● Directive
Of all the lines in the material, how many contain the word "결정합니다"? State the number alone.

Start of Dataset content

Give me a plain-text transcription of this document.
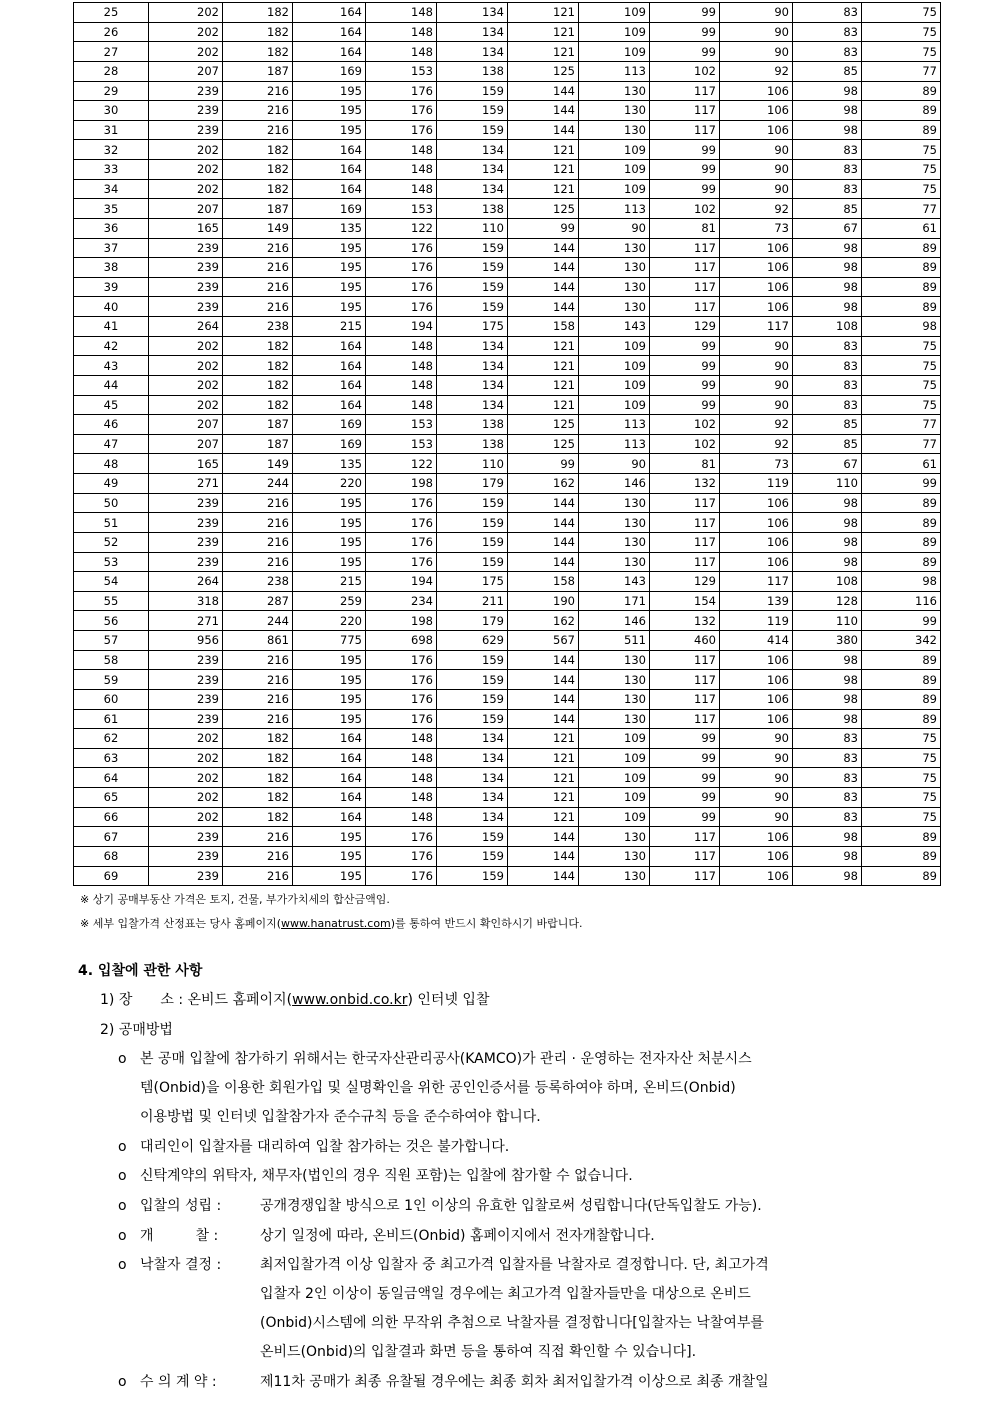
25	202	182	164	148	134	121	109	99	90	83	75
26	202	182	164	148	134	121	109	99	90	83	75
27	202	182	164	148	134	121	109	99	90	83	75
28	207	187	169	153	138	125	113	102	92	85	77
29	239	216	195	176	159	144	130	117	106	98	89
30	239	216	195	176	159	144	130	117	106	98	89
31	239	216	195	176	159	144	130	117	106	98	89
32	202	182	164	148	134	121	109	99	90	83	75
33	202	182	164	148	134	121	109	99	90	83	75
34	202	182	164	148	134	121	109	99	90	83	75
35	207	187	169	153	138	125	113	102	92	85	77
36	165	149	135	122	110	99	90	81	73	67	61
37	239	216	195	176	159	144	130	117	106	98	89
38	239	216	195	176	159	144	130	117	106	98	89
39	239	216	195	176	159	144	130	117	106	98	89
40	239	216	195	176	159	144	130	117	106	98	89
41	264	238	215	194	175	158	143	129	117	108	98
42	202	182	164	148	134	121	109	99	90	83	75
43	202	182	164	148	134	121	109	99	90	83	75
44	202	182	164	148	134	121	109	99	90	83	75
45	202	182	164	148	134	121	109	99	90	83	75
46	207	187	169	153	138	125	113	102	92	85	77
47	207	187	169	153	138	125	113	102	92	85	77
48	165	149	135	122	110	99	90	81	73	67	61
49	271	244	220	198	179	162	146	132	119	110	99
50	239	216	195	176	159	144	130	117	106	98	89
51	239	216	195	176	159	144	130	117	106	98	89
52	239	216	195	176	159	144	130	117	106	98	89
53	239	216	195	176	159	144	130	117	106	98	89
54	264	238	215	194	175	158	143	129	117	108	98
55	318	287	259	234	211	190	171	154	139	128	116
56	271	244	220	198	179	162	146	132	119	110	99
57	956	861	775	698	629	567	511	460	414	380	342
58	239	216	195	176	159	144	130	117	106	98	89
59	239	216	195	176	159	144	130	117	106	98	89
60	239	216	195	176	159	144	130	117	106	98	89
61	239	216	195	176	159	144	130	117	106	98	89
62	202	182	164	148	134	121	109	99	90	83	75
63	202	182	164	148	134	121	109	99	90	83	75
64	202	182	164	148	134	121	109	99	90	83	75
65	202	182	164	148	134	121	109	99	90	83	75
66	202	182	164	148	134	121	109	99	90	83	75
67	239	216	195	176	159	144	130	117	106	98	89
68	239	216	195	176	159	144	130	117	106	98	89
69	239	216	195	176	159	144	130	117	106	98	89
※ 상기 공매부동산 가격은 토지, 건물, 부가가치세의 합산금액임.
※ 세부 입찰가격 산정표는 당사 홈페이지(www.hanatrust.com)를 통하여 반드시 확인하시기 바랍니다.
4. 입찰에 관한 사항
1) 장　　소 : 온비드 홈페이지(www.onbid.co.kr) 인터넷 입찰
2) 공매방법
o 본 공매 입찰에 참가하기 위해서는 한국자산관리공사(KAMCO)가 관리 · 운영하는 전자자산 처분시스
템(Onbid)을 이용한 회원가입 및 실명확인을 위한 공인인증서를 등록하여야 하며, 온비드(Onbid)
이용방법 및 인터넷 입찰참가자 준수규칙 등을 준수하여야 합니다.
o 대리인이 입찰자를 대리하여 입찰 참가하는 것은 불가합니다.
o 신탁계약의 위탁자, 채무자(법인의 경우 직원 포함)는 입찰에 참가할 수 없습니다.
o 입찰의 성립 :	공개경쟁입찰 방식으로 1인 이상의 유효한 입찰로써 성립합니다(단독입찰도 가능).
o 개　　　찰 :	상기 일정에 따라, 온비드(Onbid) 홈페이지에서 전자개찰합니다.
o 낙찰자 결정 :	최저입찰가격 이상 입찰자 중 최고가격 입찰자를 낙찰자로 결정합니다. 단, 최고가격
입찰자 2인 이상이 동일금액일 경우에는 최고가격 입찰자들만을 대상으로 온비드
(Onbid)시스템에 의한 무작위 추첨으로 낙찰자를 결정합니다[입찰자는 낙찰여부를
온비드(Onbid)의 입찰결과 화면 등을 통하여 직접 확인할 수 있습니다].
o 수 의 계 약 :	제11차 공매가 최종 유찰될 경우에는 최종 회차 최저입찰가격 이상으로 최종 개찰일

End of Dataset content
Start of Dataset content

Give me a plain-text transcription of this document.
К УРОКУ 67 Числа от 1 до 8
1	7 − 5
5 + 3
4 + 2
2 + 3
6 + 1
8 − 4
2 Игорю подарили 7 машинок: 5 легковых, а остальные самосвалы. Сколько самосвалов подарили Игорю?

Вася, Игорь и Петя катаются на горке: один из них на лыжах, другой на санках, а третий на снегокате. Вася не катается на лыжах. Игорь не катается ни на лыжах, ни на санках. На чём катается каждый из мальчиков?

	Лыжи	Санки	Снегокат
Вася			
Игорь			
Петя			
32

End of Dataset content
Start of Dataset content

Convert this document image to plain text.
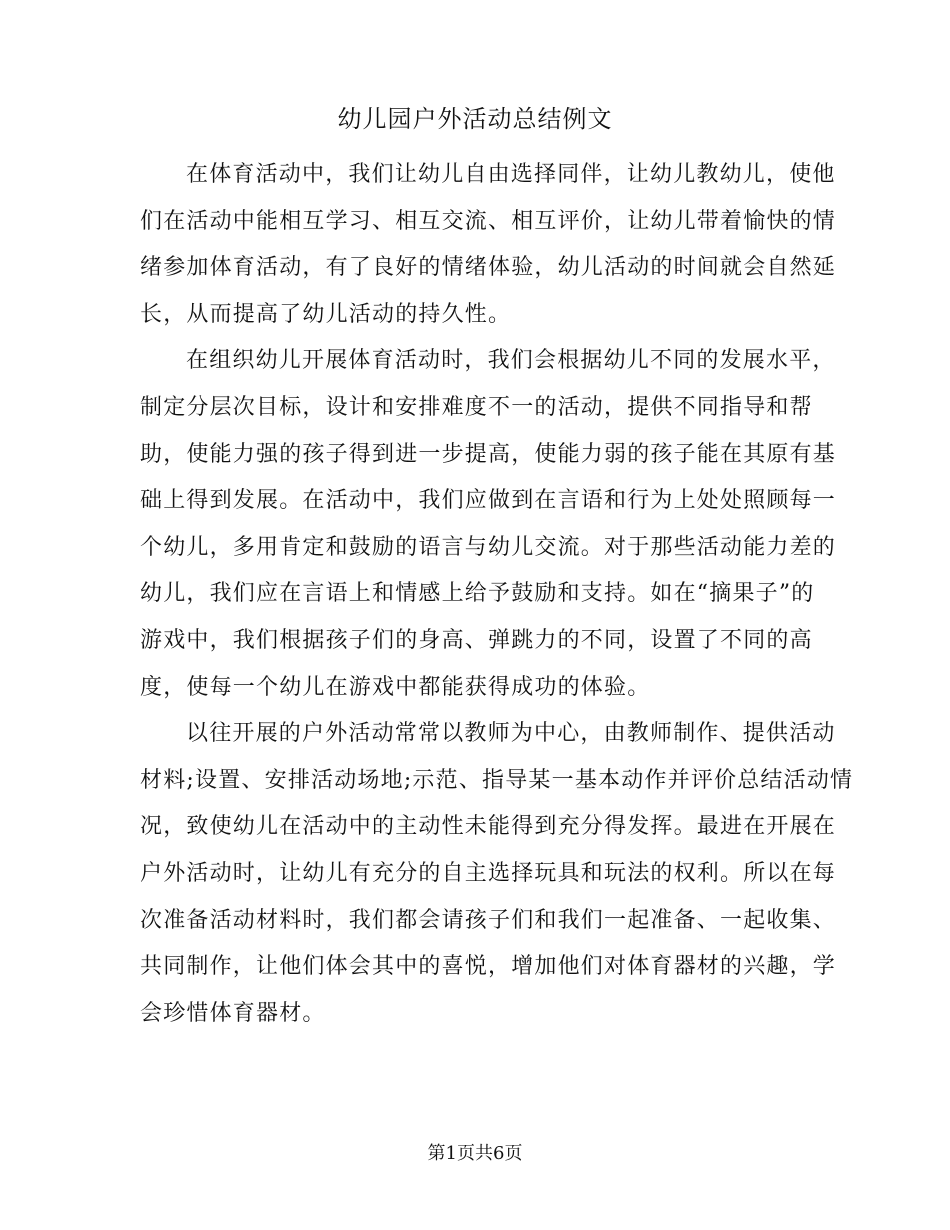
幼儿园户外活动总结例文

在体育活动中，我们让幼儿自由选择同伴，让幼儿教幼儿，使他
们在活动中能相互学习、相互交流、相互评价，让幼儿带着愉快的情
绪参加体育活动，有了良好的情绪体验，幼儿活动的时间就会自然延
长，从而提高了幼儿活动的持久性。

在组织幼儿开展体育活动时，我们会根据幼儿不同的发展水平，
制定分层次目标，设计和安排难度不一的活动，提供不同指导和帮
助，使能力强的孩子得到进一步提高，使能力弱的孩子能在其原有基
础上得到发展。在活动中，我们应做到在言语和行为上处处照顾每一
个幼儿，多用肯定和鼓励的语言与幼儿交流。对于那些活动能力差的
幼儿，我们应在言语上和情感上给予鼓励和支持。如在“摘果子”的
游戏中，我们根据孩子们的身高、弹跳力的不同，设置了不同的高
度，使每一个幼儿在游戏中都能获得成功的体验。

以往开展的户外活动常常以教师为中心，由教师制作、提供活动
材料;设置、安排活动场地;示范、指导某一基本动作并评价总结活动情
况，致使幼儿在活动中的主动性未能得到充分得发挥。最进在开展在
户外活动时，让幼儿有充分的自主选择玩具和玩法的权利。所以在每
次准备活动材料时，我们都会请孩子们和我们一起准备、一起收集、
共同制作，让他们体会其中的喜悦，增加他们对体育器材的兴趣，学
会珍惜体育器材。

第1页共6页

End of Dataset content

● The output
2